:: TASK GOAL ::
Images must not appear in your copy; reproduce every other part of the records exactly.

:: EXERCISE INPUT ::
++++++
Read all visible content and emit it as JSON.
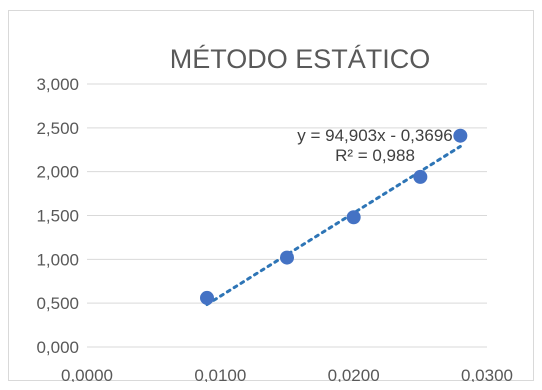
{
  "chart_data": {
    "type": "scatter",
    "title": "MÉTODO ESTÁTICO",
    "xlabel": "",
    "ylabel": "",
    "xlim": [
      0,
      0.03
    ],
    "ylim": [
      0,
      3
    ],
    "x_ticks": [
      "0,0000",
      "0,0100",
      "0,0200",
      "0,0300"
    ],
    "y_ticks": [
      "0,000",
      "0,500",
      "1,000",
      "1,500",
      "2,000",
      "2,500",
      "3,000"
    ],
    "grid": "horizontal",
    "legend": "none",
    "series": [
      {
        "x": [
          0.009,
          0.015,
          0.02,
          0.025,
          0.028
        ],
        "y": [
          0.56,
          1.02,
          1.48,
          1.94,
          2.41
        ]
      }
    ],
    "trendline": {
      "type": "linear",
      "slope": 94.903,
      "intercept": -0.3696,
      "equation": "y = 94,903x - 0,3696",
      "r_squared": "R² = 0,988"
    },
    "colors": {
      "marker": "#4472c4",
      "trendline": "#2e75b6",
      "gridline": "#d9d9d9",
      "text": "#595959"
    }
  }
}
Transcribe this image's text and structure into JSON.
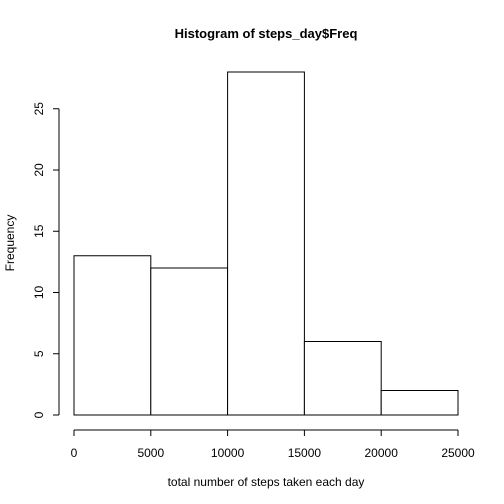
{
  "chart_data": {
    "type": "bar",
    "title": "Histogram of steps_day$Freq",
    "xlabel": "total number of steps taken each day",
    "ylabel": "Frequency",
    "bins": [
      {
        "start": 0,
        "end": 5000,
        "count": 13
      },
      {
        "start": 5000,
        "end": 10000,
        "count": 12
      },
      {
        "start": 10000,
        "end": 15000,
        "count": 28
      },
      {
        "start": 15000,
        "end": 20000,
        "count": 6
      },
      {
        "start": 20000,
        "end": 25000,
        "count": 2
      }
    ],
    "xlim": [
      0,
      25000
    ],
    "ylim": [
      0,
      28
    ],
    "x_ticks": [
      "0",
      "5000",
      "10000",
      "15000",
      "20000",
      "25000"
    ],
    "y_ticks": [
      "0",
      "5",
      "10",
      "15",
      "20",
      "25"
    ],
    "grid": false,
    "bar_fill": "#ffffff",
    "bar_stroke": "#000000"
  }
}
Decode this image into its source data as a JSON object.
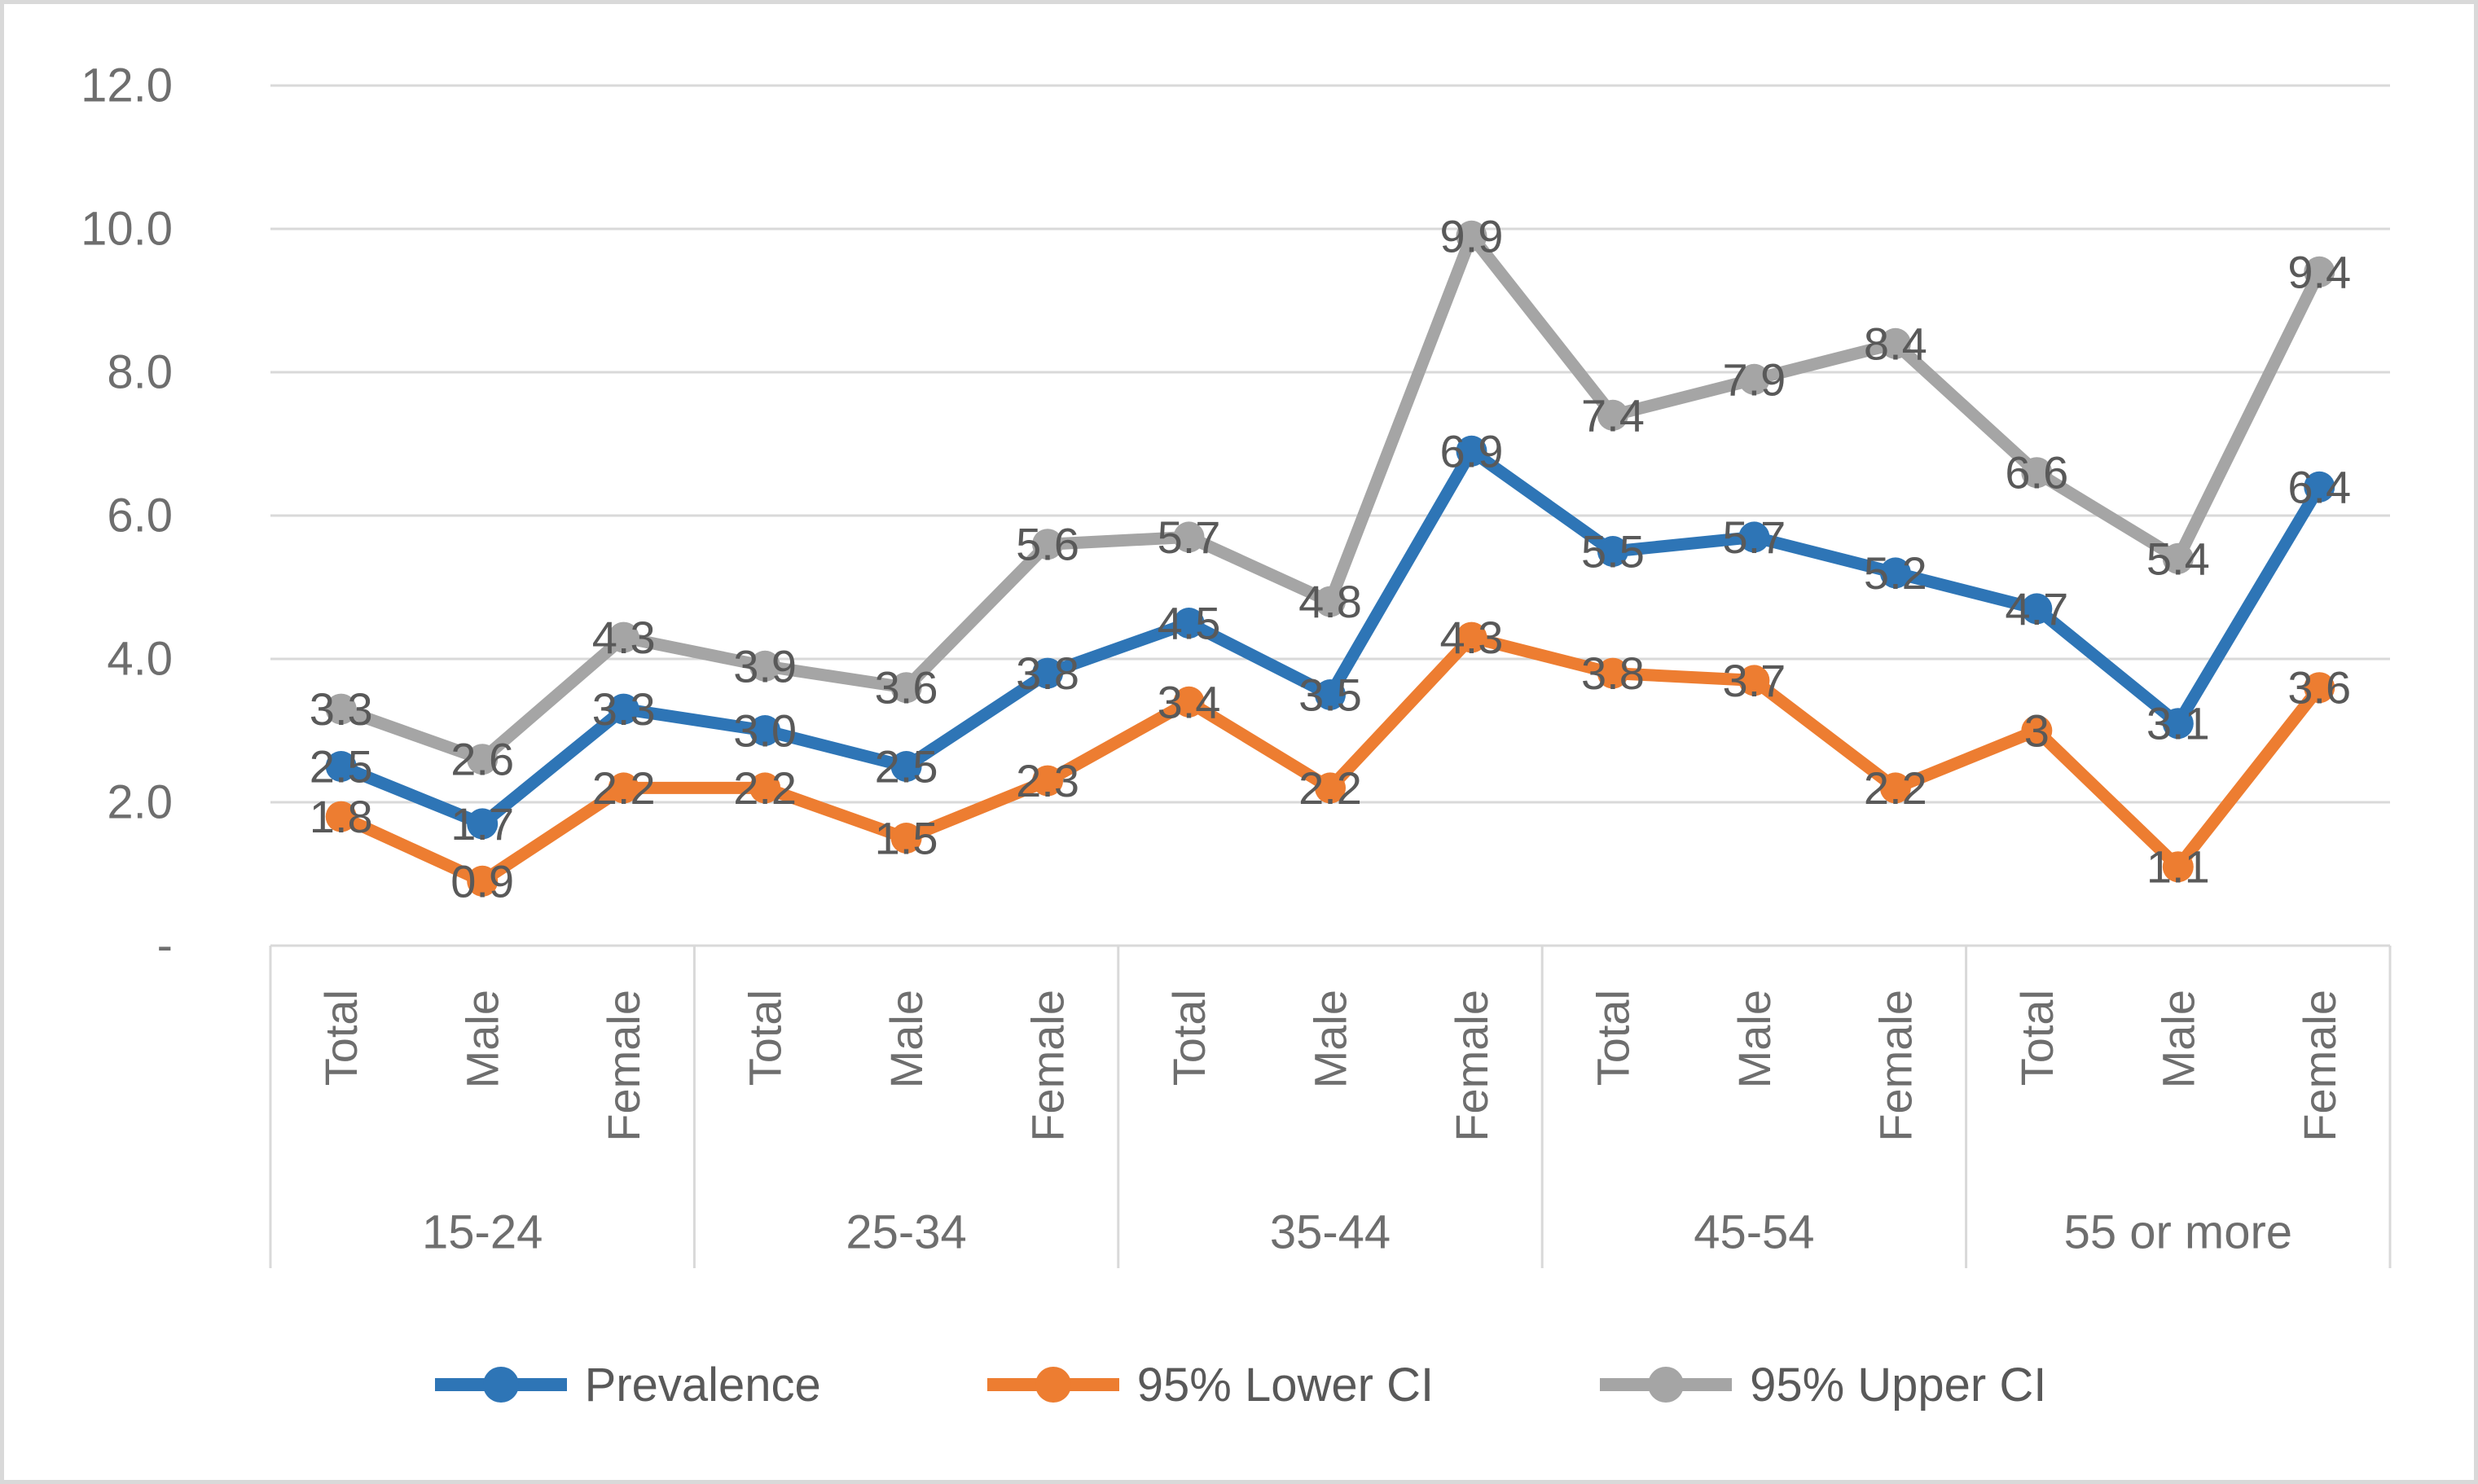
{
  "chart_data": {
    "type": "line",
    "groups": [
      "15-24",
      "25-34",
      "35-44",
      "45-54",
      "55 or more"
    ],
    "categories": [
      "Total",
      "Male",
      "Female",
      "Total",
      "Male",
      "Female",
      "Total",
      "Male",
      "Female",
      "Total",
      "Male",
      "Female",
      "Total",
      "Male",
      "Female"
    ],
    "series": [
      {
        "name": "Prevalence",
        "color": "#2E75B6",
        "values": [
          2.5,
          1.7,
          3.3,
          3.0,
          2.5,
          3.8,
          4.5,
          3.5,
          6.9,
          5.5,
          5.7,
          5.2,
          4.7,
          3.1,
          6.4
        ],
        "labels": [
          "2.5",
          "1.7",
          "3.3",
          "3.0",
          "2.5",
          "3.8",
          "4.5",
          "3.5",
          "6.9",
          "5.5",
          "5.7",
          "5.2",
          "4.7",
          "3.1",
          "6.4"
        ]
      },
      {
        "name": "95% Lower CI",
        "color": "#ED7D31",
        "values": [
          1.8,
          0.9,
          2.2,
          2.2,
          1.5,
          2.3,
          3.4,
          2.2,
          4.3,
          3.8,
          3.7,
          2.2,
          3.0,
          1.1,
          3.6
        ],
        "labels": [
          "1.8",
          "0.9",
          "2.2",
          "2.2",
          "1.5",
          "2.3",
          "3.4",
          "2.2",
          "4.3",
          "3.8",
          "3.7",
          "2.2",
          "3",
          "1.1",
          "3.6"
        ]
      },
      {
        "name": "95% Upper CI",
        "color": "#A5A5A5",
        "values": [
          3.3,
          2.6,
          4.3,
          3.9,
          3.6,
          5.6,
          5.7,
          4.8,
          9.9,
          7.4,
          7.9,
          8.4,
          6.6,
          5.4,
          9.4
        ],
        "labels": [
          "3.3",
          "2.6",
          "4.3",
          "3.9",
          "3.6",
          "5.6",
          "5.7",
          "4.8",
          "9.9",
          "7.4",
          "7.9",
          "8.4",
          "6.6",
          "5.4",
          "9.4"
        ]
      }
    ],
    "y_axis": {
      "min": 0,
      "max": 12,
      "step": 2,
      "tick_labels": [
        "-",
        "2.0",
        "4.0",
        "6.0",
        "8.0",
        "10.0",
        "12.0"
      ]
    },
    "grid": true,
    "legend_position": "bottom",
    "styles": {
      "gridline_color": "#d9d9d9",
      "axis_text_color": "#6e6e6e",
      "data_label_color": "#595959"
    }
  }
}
++++++
:: COMPLETE ANSWER ::
Read all visible content and emit it as JSON.
{
  "chart_data": {
    "type": "scatter",
    "title": "MÉTODO ESTÁTICO",
    "xlabel": "",
    "ylabel": "",
    "xlim": [
      0,
      0.03
    ],
    "ylim": [
      0,
      3
    ],
    "x_ticks": [
      "0,0000",
      "0,0100",
      "0,0200",
      "0,0300"
    ],
    "y_ticks": [
      "0,000",
      "0,500",
      "1,000",
      "1,500",
      "2,000",
      "2,500",
      "3,000"
    ],
    "grid": "horizontal",
    "legend": "none",
    "series": [
      {
        "x": [
          0.009,
          0.015,
          0.02,
          0.025,
          0.028
        ],
        "y": [
          0.56,
          1.02,
          1.48,
          1.94,
          2.41
        ]
      }
    ],
    "trendline": {
      "type": "linear",
      "slope": 94.903,
      "intercept": -0.3696,
      "equation": "y = 94,903x - 0,3696",
      "r_squared": "R² = 0,988"
    },
    "colors": {
      "marker": "#4472c4",
      "trendline": "#2e75b6",
      "gridline": "#d9d9d9",
      "text": "#595959"
    }
  }
}
Transcribe this image's text and structure into JSON.
{
  "chart_data": {
    "type": "bar",
    "title": "Histogram of steps_day$Freq",
    "xlabel": "total number of steps taken each day",
    "ylabel": "Frequency",
    "bins": [
      {
        "start": 0,
        "end": 5000,
        "count": 13
      },
      {
        "start": 5000,
        "end": 10000,
        "count": 12
      },
      {
        "start": 10000,
        "end": 15000,
        "count": 28
      },
      {
        "start": 15000,
        "end": 20000,
        "count": 6
      },
      {
        "start": 20000,
        "end": 25000,
        "count": 2
      }
    ],
    "xlim": [
      0,
      25000
    ],
    "ylim": [
      0,
      28
    ],
    "x_ticks": [
      "0",
      "5000",
      "10000",
      "15000",
      "20000",
      "25000"
    ],
    "y_ticks": [
      "0",
      "5",
      "10",
      "15",
      "20",
      "25"
    ],
    "grid": false,
    "bar_fill": "#ffffff",
    "bar_stroke": "#000000"
  }
}
Decode this image into its source data as a JSON object.
{
  "chart_data": {
    "type": "line",
    "groups": [
      "15-24",
      "25-34",
      "35-44",
      "45-54",
      "55 or more"
    ],
    "categories": [
      "Total",
      "Male",
      "Female",
      "Total",
      "Male",
      "Female",
      "Total",
      "Male",
      "Female",
      "Total",
      "Male",
      "Female",
      "Total",
      "Male",
      "Female"
    ],
    "series": [
      {
        "name": "Prevalence",
        "color": "#2E75B6",
        "values": [
          2.5,
          1.7,
          3.3,
          3.0,
          2.5,
          3.8,
          4.5,
          3.5,
          6.9,
          5.5,
          5.7,
          5.2,
          4.7,
          3.1,
          6.4
        ],
        "labels": [
          "2.5",
          "1.7",
          "3.3",
          "3.0",
          "2.5",
          "3.8",
          "4.5",
          "3.5",
          "6.9",
          "5.5",
          "5.7",
          "5.2",
          "4.7",
          "3.1",
          "6.4"
        ]
      },
      {
        "name": "95% Lower CI",
        "color": "#ED7D31",
        "values": [
          1.8,
          0.9,
          2.2,
          2.2,
          1.5,
          2.3,
          3.4,
          2.2,
          4.3,
          3.8,
          3.7,
          2.2,
          3.0,
          1.1,
          3.6
        ],
        "labels": [
          "1.8",
          "0.9",
          "2.2",
          "2.2",
          "1.5",
          "2.3",
          "3.4",
          "2.2",
          "4.3",
          "3.8",
          "3.7",
          "2.2",
          "3",
          "1.1",
          "3.6"
        ]
      },
      {
        "name": "95% Upper CI",
        "color": "#A5A5A5",
        "values": [
          3.3,
          2.6,
          4.3,
          3.9,
          3.6,
          5.6,
          5.7,
          4.8,
          9.9,
          7.4,
          7.9,
          8.4,
          6.6,
          5.4,
          9.4
        ],
        "labels": [
          "3.3",
          "2.6",
          "4.3",
          "3.9",
          "3.6",
          "5.6",
          "5.7",
          "4.8",
          "9.9",
          "7.4",
          "7.9",
          "8.4",
          "6.6",
          "5.4",
          "9.4"
        ]
      }
    ],
    "y_axis": {
      "min": 0,
      "max": 12,
      "step": 2,
      "tick_labels": [
        "-",
        "2.0",
        "4.0",
        "6.0",
        "8.0",
        "10.0",
        "12.0"
      ]
    },
    "grid": true,
    "legend_position": "bottom",
    "styles": {
      "gridline_color": "#d9d9d9",
      "axis_text_color": "#6e6e6e",
      "data_label_color": "#595959"
    }
  }
}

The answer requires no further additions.